Short problem
Where a line holds the word "name", copy that line.

Material
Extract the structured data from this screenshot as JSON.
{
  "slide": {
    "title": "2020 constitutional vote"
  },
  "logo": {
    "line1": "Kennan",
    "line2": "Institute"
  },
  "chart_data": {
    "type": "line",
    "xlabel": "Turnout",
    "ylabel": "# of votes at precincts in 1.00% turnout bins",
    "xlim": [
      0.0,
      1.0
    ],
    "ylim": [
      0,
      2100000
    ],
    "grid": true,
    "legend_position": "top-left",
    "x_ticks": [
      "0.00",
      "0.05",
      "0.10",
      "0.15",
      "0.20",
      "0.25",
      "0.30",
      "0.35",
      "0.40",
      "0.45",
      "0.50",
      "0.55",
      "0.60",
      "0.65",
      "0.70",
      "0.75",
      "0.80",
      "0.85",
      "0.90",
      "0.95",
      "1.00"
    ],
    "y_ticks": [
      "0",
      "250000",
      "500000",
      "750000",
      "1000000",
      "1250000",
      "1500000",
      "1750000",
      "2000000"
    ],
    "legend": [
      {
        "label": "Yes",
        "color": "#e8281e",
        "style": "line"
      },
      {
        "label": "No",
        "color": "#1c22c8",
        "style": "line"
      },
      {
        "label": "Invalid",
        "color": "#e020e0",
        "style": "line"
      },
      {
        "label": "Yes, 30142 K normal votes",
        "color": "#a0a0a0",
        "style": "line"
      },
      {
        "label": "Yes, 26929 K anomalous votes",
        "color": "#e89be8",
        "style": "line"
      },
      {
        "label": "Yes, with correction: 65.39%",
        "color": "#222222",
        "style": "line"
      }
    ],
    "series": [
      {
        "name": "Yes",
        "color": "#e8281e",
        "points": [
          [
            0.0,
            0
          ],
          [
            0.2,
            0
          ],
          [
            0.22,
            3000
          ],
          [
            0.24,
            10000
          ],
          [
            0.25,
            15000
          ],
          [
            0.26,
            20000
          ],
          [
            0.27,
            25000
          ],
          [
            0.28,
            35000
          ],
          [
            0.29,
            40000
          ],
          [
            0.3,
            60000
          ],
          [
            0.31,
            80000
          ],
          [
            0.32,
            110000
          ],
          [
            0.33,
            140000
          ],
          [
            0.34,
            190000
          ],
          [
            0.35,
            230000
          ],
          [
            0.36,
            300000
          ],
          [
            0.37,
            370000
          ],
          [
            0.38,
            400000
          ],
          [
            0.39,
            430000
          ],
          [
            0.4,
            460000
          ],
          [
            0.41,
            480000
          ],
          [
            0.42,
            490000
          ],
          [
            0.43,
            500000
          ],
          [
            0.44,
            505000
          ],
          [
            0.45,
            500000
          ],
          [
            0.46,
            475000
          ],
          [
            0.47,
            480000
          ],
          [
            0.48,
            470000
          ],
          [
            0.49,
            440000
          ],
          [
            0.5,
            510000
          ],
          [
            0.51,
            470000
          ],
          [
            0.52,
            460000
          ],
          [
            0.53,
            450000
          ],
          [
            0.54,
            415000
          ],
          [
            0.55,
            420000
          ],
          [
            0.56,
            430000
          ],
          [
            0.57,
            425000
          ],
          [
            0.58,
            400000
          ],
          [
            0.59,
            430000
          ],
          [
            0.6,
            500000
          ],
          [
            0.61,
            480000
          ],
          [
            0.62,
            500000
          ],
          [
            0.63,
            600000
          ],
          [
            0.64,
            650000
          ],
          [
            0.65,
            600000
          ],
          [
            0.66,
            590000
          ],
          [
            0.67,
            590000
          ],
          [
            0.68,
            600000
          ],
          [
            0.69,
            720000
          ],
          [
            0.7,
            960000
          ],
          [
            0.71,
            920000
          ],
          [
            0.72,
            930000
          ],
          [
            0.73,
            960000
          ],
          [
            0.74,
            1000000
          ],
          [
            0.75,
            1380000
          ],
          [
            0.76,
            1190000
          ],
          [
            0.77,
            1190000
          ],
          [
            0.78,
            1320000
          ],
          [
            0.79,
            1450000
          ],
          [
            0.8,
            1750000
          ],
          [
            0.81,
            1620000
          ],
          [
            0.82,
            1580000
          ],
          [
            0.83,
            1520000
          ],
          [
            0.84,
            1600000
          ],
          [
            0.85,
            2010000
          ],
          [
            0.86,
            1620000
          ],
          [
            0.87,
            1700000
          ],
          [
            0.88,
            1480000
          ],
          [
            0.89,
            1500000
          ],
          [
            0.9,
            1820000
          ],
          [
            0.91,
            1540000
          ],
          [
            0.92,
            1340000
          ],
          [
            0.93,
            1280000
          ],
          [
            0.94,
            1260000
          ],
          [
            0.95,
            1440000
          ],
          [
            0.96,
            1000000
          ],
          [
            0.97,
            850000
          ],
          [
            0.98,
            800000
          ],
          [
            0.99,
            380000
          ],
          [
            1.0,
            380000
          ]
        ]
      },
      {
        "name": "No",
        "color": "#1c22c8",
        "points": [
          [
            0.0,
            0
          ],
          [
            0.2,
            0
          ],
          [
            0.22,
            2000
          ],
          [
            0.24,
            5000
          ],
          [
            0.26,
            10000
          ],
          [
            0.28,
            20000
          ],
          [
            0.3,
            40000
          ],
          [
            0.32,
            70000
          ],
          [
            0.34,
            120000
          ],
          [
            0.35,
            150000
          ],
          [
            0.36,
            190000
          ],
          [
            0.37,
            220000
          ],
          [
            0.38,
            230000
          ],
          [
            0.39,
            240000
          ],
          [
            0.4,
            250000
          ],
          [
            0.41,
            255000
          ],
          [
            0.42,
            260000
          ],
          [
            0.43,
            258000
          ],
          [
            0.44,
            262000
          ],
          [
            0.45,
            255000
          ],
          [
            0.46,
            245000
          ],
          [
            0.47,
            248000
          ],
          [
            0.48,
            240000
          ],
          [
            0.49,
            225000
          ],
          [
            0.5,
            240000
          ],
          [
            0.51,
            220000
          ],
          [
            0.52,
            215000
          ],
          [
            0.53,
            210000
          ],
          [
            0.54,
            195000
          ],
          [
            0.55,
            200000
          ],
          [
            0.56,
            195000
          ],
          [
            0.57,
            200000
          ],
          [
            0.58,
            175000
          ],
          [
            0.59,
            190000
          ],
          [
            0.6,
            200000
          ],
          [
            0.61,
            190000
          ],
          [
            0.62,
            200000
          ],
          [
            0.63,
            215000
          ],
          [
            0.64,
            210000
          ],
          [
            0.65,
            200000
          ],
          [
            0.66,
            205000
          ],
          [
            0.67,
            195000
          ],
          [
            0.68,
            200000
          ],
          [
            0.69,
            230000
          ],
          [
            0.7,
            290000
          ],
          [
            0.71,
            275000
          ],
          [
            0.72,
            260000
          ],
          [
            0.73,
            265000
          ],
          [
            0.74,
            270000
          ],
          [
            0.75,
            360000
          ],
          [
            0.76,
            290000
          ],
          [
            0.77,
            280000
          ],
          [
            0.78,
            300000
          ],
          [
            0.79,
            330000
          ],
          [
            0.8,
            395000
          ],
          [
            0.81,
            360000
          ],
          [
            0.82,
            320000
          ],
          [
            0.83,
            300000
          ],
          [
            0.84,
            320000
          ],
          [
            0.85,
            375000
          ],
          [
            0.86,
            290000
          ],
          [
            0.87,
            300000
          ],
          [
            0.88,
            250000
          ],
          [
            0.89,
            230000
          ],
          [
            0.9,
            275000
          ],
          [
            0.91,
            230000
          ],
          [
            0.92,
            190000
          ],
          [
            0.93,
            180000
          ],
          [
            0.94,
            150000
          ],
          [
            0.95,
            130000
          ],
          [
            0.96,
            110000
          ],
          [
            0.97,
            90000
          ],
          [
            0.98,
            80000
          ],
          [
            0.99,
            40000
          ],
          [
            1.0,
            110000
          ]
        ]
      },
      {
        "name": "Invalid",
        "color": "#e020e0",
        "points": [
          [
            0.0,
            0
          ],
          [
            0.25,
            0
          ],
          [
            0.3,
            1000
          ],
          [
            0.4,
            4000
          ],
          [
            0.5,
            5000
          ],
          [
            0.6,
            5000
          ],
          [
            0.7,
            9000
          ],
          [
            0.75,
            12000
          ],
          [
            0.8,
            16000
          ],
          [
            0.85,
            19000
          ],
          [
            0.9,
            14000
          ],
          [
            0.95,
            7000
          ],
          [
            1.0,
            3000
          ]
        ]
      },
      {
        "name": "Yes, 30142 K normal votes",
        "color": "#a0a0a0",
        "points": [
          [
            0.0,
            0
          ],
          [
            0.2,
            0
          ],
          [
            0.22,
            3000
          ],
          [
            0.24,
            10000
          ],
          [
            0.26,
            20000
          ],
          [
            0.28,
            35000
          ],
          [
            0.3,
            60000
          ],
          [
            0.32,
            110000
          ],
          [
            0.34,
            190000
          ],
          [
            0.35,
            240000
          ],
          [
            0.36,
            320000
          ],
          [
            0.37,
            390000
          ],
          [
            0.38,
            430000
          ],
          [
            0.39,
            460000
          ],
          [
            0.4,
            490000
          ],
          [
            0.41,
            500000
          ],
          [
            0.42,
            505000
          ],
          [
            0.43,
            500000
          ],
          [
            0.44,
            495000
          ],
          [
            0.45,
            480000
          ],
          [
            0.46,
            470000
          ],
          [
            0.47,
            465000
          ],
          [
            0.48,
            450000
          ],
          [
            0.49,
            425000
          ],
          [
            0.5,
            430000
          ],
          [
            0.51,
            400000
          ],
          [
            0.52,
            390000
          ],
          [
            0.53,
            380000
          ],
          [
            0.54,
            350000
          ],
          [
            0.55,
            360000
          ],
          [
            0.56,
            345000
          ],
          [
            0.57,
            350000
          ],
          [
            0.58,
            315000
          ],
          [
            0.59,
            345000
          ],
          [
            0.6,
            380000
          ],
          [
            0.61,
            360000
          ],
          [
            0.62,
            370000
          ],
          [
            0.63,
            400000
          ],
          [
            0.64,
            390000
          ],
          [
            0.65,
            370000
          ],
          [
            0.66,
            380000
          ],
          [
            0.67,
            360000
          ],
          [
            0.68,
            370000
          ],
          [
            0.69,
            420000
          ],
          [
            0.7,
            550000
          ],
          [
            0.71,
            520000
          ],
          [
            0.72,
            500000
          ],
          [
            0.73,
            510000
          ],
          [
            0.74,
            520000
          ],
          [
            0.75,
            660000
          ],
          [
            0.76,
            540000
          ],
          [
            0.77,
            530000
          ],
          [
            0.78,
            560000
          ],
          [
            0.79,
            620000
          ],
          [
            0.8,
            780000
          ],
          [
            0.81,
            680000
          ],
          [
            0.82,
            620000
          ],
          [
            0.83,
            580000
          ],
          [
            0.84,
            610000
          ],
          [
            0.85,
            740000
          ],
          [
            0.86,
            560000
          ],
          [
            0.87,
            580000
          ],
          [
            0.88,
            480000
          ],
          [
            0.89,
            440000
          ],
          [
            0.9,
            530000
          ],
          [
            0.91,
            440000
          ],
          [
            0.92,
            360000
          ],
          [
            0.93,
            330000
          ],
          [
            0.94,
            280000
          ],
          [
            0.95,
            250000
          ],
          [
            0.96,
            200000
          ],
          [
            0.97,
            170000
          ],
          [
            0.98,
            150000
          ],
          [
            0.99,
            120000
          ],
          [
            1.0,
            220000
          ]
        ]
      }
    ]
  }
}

Written response
        "name": "Yes",
        "name": "No",
        "name": "Invalid",
        "name": "Yes, 30142 K normal votes",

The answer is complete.